Count how many lines contain the word "screenshot". Respond with the number alone.
┄┄┄┄┄┄
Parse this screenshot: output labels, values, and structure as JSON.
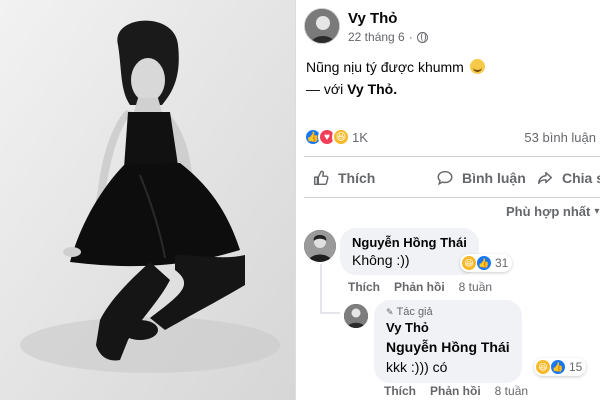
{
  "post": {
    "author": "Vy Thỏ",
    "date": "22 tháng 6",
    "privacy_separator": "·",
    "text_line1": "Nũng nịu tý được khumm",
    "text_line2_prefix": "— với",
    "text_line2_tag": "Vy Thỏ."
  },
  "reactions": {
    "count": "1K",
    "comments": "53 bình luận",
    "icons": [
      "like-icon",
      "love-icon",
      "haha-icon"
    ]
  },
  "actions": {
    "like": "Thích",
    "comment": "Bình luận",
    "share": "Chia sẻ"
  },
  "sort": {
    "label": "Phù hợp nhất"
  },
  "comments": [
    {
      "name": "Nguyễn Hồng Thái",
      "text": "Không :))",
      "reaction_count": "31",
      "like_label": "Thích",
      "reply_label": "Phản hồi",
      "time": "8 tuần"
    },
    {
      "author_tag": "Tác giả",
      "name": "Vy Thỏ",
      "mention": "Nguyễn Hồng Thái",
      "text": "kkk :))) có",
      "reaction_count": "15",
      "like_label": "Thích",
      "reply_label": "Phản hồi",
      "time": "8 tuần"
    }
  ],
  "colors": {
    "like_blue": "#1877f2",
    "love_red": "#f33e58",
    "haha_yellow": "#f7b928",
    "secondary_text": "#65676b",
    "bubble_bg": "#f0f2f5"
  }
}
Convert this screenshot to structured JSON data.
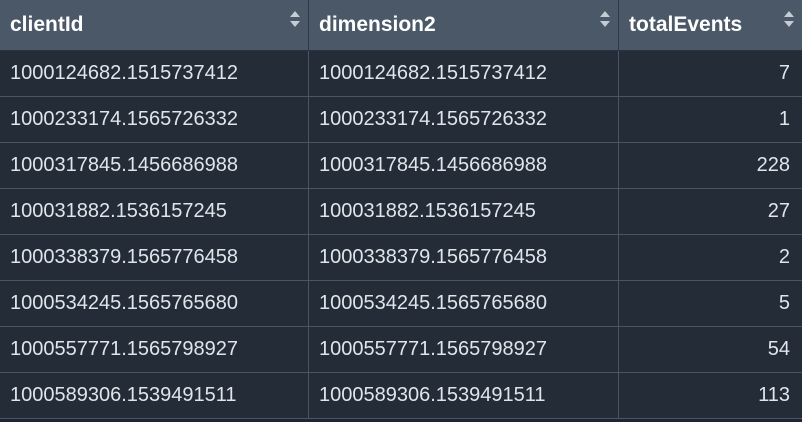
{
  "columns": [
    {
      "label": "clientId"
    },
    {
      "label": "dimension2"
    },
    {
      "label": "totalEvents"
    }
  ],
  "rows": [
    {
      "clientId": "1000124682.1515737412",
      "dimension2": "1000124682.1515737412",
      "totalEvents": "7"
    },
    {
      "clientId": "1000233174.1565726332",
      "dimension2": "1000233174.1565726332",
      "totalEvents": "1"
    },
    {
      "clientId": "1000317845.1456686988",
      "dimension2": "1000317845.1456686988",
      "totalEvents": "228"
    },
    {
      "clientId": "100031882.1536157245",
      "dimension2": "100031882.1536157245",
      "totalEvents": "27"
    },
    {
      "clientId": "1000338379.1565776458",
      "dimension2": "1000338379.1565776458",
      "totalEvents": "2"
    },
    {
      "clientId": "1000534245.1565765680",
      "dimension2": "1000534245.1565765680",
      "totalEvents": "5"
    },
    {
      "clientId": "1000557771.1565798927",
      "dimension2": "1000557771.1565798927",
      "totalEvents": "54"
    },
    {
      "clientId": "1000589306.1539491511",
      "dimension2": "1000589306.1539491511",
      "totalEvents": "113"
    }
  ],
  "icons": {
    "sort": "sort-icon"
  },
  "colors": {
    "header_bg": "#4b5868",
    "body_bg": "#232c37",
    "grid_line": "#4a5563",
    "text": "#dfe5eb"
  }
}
┄┄┄┄┄┄
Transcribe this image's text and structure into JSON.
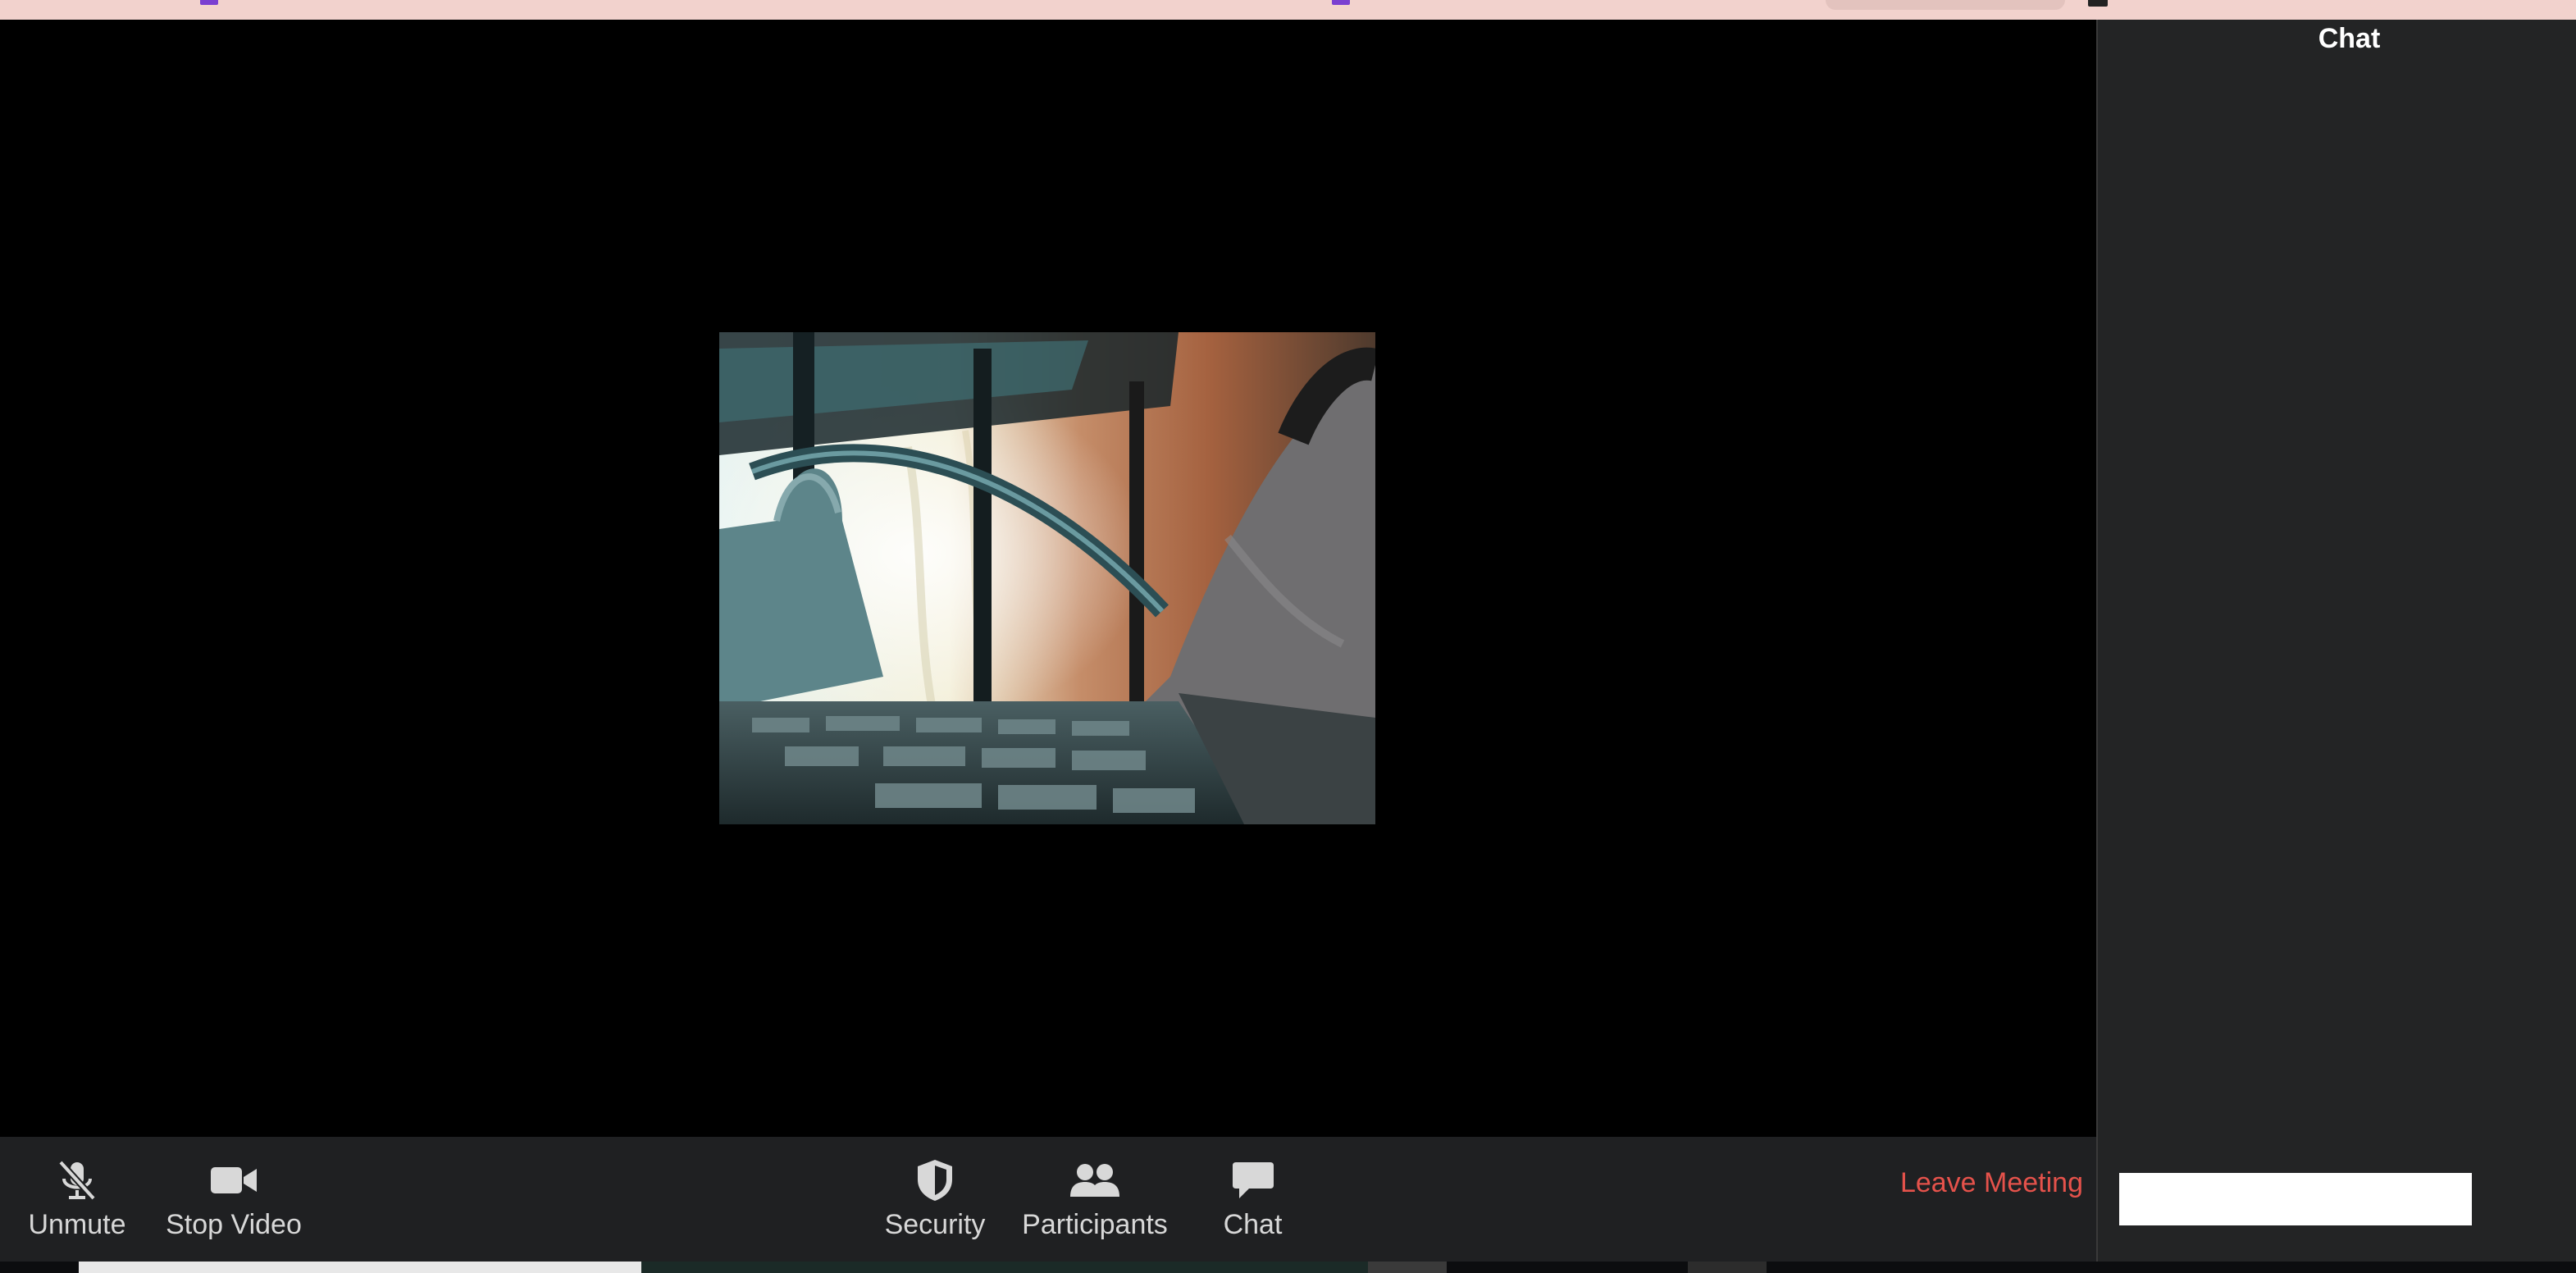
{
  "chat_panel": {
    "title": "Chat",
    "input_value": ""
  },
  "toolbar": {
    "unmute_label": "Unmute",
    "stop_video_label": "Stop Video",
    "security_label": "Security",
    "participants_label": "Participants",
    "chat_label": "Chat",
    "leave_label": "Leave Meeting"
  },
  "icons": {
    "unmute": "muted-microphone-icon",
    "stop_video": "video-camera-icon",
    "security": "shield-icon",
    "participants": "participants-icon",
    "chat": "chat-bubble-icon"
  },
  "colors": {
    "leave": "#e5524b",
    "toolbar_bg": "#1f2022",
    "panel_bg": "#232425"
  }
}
┄┄┄┄┄┄
OUTPUT BELOW -
2